▸ The problem
Go over the listing below line by line and tally those containing "Ctrl". Give only the tally.
_ _ _
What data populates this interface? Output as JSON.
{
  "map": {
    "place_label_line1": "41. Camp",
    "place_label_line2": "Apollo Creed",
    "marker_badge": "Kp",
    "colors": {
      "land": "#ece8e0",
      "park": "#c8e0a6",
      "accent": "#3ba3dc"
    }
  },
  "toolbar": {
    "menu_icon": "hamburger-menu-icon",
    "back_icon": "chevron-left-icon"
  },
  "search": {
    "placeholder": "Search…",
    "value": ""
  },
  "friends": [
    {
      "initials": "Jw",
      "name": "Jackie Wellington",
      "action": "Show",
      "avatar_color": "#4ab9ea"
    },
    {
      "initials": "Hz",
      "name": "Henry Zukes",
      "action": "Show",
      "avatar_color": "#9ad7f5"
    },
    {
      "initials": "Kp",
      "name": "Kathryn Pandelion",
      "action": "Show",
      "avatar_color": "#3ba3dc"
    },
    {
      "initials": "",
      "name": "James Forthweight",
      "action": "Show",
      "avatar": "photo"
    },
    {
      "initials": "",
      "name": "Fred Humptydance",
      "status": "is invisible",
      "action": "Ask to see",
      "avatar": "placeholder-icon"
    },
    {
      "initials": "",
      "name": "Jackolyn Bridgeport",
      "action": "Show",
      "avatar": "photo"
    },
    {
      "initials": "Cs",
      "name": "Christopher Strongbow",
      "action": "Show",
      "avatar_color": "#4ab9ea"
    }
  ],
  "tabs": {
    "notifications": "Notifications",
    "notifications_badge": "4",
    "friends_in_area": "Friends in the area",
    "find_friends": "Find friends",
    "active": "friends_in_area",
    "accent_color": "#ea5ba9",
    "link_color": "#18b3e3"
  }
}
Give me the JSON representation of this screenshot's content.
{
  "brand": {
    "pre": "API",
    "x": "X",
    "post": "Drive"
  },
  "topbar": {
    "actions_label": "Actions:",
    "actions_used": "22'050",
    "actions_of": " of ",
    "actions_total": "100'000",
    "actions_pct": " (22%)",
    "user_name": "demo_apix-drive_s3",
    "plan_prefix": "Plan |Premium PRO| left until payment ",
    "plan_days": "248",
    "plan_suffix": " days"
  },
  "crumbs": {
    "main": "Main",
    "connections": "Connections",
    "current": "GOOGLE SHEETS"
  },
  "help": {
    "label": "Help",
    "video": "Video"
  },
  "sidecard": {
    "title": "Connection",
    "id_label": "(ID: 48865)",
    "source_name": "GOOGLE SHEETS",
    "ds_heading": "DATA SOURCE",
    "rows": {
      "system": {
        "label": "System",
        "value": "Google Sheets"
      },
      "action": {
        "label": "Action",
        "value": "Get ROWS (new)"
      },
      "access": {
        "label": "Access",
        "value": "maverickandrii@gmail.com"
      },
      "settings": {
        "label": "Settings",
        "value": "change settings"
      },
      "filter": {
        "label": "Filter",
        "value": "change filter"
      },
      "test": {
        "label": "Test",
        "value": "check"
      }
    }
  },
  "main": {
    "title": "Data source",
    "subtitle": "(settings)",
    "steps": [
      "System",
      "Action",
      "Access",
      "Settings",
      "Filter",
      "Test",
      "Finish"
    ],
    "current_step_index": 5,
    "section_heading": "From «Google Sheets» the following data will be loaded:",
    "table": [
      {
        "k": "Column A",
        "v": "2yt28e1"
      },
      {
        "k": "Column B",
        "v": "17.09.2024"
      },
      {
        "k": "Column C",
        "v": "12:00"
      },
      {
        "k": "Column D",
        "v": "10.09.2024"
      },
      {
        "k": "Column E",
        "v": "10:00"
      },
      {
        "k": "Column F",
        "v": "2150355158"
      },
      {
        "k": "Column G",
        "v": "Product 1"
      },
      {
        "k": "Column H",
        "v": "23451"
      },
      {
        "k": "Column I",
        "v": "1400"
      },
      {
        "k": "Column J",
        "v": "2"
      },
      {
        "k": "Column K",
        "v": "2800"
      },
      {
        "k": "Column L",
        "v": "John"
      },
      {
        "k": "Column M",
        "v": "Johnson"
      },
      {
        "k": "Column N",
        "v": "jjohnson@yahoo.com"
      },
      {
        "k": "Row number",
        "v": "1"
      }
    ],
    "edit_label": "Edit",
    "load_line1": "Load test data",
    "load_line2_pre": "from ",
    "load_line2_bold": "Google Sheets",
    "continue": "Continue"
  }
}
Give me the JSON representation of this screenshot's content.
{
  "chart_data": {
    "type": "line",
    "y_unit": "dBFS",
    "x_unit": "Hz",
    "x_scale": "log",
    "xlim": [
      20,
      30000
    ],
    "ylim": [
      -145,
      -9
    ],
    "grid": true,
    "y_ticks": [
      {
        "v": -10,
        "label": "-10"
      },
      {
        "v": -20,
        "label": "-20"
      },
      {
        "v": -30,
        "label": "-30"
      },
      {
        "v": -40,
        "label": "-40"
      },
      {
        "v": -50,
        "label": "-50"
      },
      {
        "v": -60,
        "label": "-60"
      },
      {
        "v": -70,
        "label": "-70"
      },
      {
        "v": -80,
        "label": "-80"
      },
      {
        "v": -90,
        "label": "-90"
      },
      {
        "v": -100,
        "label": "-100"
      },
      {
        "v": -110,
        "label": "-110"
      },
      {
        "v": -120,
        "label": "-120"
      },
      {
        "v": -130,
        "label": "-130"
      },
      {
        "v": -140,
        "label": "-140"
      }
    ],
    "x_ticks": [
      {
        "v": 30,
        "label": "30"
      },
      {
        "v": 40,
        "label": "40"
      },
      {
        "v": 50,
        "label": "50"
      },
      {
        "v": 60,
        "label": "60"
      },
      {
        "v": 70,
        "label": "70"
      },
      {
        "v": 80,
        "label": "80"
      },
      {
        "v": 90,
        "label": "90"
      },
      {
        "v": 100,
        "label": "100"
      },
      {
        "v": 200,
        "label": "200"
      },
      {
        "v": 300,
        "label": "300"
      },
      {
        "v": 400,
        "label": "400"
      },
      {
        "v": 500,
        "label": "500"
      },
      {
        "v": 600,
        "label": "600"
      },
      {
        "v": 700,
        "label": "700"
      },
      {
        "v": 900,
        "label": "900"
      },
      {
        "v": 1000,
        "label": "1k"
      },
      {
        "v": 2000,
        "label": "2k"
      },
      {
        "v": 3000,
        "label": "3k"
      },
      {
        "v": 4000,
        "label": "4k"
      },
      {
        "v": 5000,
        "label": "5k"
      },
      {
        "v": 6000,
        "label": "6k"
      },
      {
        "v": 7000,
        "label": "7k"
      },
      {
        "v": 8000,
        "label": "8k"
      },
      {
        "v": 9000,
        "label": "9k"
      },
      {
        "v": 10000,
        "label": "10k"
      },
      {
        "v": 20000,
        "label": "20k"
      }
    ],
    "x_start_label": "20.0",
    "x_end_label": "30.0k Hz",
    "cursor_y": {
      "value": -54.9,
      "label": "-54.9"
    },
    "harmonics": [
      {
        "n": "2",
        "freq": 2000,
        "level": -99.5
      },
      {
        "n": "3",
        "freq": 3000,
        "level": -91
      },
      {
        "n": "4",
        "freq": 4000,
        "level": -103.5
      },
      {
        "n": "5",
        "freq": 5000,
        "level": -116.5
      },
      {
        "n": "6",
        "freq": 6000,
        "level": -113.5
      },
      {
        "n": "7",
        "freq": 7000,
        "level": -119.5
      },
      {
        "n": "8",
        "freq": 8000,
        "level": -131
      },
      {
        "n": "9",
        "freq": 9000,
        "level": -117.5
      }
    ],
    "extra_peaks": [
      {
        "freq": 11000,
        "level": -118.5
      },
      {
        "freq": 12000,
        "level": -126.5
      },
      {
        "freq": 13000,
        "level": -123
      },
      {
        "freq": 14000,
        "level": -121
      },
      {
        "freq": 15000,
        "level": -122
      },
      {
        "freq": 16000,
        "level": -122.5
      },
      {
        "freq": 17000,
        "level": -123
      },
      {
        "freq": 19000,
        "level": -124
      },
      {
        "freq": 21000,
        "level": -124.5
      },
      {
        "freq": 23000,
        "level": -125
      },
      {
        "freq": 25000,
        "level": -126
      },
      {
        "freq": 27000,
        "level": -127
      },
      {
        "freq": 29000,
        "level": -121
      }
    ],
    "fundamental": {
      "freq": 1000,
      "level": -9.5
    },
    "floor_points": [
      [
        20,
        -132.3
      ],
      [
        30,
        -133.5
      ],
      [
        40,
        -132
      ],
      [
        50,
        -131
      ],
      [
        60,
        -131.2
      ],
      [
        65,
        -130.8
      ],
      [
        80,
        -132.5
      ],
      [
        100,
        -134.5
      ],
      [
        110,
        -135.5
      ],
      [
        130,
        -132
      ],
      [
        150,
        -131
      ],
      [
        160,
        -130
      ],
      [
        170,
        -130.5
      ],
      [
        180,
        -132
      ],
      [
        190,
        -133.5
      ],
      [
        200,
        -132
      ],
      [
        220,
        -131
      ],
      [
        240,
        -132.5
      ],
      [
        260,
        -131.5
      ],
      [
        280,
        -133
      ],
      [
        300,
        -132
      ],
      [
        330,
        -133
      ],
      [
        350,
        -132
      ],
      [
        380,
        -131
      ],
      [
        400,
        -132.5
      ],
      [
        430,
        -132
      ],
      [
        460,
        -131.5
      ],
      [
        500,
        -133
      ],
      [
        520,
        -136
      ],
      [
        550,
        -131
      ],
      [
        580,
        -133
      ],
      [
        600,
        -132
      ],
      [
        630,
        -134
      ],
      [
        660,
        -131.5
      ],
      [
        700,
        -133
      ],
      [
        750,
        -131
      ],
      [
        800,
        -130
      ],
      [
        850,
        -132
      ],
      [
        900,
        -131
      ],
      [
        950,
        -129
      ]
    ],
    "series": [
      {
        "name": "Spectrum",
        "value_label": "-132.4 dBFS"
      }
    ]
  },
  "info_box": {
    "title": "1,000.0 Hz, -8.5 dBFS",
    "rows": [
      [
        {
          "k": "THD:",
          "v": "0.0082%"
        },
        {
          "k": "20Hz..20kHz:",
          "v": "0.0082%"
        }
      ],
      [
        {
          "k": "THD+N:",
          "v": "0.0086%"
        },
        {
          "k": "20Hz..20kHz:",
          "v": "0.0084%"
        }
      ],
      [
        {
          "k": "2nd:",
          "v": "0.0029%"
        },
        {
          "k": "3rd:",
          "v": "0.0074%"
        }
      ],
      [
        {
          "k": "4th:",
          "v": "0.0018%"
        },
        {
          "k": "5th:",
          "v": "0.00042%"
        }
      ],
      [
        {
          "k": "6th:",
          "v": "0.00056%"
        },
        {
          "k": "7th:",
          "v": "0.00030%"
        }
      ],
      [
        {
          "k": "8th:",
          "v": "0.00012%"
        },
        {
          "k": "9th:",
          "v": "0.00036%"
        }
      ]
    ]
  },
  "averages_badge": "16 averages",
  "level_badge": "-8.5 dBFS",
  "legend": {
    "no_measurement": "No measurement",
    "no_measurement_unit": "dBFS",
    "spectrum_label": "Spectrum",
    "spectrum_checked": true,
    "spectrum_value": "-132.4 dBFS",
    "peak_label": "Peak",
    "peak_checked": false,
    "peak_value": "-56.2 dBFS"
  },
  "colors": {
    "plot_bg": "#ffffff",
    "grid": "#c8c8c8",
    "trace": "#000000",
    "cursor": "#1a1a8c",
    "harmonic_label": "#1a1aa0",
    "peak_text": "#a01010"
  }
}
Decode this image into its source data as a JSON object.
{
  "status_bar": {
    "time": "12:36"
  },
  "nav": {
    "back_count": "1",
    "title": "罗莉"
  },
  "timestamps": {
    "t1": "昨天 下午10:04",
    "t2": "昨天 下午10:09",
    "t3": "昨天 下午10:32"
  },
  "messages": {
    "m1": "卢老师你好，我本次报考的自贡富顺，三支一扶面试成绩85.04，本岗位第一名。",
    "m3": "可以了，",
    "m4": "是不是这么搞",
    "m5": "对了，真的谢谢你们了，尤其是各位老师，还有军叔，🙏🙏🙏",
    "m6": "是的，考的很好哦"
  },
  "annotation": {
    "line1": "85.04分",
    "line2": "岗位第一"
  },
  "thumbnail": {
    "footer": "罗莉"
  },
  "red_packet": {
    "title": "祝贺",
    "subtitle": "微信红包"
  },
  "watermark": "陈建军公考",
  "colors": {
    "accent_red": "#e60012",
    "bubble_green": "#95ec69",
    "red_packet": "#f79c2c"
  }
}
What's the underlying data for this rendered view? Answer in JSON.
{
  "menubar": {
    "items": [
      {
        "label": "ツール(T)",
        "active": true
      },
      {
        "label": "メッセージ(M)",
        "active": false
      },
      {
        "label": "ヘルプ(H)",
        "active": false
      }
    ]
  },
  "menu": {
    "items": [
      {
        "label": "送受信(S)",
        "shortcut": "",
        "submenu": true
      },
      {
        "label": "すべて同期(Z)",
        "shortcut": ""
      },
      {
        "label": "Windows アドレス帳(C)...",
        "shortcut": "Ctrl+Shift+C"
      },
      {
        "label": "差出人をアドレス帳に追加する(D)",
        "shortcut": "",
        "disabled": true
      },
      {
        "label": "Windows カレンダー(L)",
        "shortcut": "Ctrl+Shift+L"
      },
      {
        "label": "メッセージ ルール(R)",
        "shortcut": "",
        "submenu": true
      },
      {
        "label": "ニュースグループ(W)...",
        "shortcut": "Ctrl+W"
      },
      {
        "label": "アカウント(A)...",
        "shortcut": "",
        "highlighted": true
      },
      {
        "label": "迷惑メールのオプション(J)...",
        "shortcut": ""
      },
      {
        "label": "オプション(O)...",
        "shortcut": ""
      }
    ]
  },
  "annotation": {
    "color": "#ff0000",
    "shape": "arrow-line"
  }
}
_ _ _
▸ The solution
3